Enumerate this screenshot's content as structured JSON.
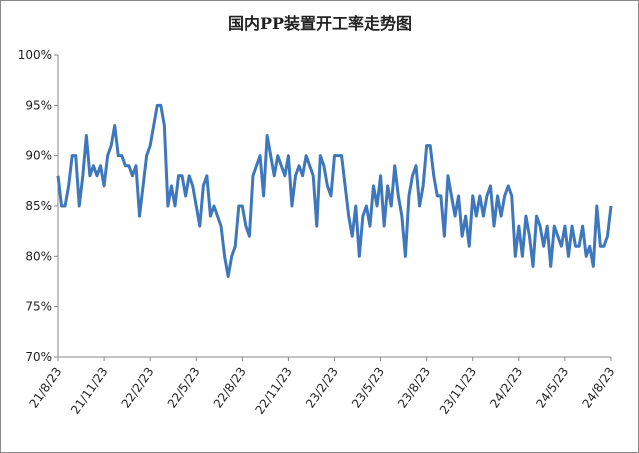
{
  "chart_data": {
    "type": "line",
    "title": "国内PP装置开工率走势图",
    "categories": [
      "21/8/23",
      null,
      null,
      null,
      null,
      null,
      null,
      null,
      null,
      null,
      null,
      null,
      null,
      "21/11/23",
      null,
      null,
      null,
      null,
      null,
      null,
      null,
      null,
      null,
      null,
      null,
      null,
      "22/2/23",
      null,
      null,
      null,
      null,
      null,
      null,
      null,
      null,
      null,
      null,
      null,
      null,
      "22/5/23",
      null,
      null,
      null,
      null,
      null,
      null,
      null,
      null,
      null,
      null,
      null,
      null,
      "22/8/23",
      null,
      null,
      null,
      null,
      null,
      null,
      null,
      null,
      null,
      null,
      null,
      null,
      "22/11/23",
      null,
      null,
      null,
      null,
      null,
      null,
      null,
      null,
      null,
      null,
      null,
      null,
      "23/2/23",
      null,
      null,
      null,
      null,
      null,
      null,
      null,
      null,
      null,
      null,
      null,
      null,
      "23/5/23",
      null,
      null,
      null,
      null,
      null,
      null,
      null,
      null,
      null,
      null,
      null,
      null,
      "23/8/23",
      null,
      null,
      null,
      null,
      null,
      null,
      null,
      null,
      null,
      null,
      null,
      null,
      "23/11/23",
      null,
      null,
      null,
      null,
      null,
      null,
      null,
      null,
      null,
      null,
      null,
      null,
      "24/2/23",
      null,
      null,
      null,
      null,
      null,
      null,
      null,
      null,
      null,
      null,
      null,
      null,
      "24/5/23",
      null,
      null,
      null,
      null,
      null,
      null,
      null,
      null,
      null,
      null,
      null,
      null,
      "24/8/23"
    ],
    "values": [
      88,
      85,
      85,
      87,
      90,
      90,
      85,
      88,
      92,
      88,
      89,
      88,
      89,
      87,
      90,
      91,
      93,
      90,
      90,
      89,
      89,
      88,
      89,
      84,
      87,
      90,
      91,
      93,
      95,
      95,
      93,
      85,
      87,
      85,
      88,
      88,
      86,
      88,
      87,
      85,
      83,
      87,
      88,
      84,
      85,
      84,
      83,
      80,
      78,
      80,
      81,
      85,
      85,
      83,
      82,
      88,
      89,
      90,
      86,
      92,
      90,
      88,
      90,
      89,
      88,
      90,
      85,
      88,
      89,
      88,
      90,
      89,
      88,
      83,
      90,
      89,
      87,
      86,
      90,
      90,
      90,
      87,
      84,
      82,
      85,
      80,
      84,
      85,
      83,
      87,
      85,
      88,
      83,
      87,
      85,
      89,
      86,
      84,
      80,
      86,
      88,
      89,
      85,
      87,
      91,
      91,
      88,
      86,
      86,
      82,
      88,
      86,
      84,
      86,
      82,
      84,
      81,
      86,
      84,
      86,
      84,
      86,
      87,
      83,
      86,
      84,
      86,
      87,
      86,
      80,
      83,
      80,
      84,
      82,
      79,
      84,
      83,
      81,
      83,
      79,
      83,
      82,
      81,
      83,
      80,
      83,
      81,
      81,
      83,
      80,
      81,
      79,
      85,
      81,
      81,
      82,
      85
    ],
    "color": "#3f77bd",
    "ylim": [
      70,
      100
    ],
    "yticks": [
      {
        "value": 70,
        "label": "70%"
      },
      {
        "value": 75,
        "label": "75%"
      },
      {
        "value": 80,
        "label": "80%"
      },
      {
        "value": 85,
        "label": "85%"
      },
      {
        "value": 90,
        "label": "90%"
      },
      {
        "value": 95,
        "label": "95%"
      },
      {
        "value": 100,
        "label": "100%"
      }
    ],
    "grid": false
  }
}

####

■ Given exercise: The records shown above are to be repeated exactly, with the pictures left out.

■ Correct result:
Enumerate this screenshot's content as structured JSON.
{
  "chart_data": {
    "type": "line",
    "title": "国内PP装置开工率走势图",
    "categories": [
      "21/8/23",
      null,
      null,
      null,
      null,
      null,
      null,
      null,
      null,
      null,
      null,
      null,
      null,
      "21/11/23",
      null,
      null,
      null,
      null,
      null,
      null,
      null,
      null,
      null,
      null,
      null,
      null,
      "22/2/23",
      null,
      null,
      null,
      null,
      null,
      null,
      null,
      null,
      null,
      null,
      null,
      null,
      "22/5/23",
      null,
      null,
      null,
      null,
      null,
      null,
      null,
      null,
      null,
      null,
      null,
      null,
      "22/8/23",
      null,
      null,
      null,
      null,
      null,
      null,
      null,
      null,
      null,
      null,
      null,
      null,
      "22/11/23",
      null,
      null,
      null,
      null,
      null,
      null,
      null,
      null,
      null,
      null,
      null,
      null,
      "23/2/23",
      null,
      null,
      null,
      null,
      null,
      null,
      null,
      null,
      null,
      null,
      null,
      null,
      "23/5/23",
      null,
      null,
      null,
      null,
      null,
      null,
      null,
      null,
      null,
      null,
      null,
      null,
      "23/8/23",
      null,
      null,
      null,
      null,
      null,
      null,
      null,
      null,
      null,
      null,
      null,
      null,
      "23/11/23",
      null,
      null,
      null,
      null,
      null,
      null,
      null,
      null,
      null,
      null,
      null,
      null,
      "24/2/23",
      null,
      null,
      null,
      null,
      null,
      null,
      null,
      null,
      null,
      null,
      null,
      null,
      "24/5/23",
      null,
      null,
      null,
      null,
      null,
      null,
      null,
      null,
      null,
      null,
      null,
      null,
      "24/8/23"
    ],
    "values": [
      88,
      85,
      85,
      87,
      90,
      90,
      85,
      88,
      92,
      88,
      89,
      88,
      89,
      87,
      90,
      91,
      93,
      90,
      90,
      89,
      89,
      88,
      89,
      84,
      87,
      90,
      91,
      93,
      95,
      95,
      93,
      85,
      87,
      85,
      88,
      88,
      86,
      88,
      87,
      85,
      83,
      87,
      88,
      84,
      85,
      84,
      83,
      80,
      78,
      80,
      81,
      85,
      85,
      83,
      82,
      88,
      89,
      90,
      86,
      92,
      90,
      88,
      90,
      89,
      88,
      90,
      85,
      88,
      89,
      88,
      90,
      89,
      88,
      83,
      90,
      89,
      87,
      86,
      90,
      90,
      90,
      87,
      84,
      82,
      85,
      80,
      84,
      85,
      83,
      87,
      85,
      88,
      83,
      87,
      85,
      89,
      86,
      84,
      80,
      86,
      88,
      89,
      85,
      87,
      91,
      91,
      88,
      86,
      86,
      82,
      88,
      86,
      84,
      86,
      82,
      84,
      81,
      86,
      84,
      86,
      84,
      86,
      87,
      83,
      86,
      84,
      86,
      87,
      86,
      80,
      83,
      80,
      84,
      82,
      79,
      84,
      83,
      81,
      83,
      79,
      83,
      82,
      81,
      83,
      80,
      83,
      81,
      81,
      83,
      80,
      81,
      79,
      85,
      81,
      81,
      82,
      85
    ],
    "color": "#3f77bd",
    "ylim": [
      70,
      100
    ],
    "yticks": [
      {
        "value": 70,
        "label": "70%"
      },
      {
        "value": 75,
        "label": "75%"
      },
      {
        "value": 80,
        "label": "80%"
      },
      {
        "value": 85,
        "label": "85%"
      },
      {
        "value": 90,
        "label": "90%"
      },
      {
        "value": 95,
        "label": "95%"
      },
      {
        "value": 100,
        "label": "100%"
      }
    ],
    "grid": false
  }
}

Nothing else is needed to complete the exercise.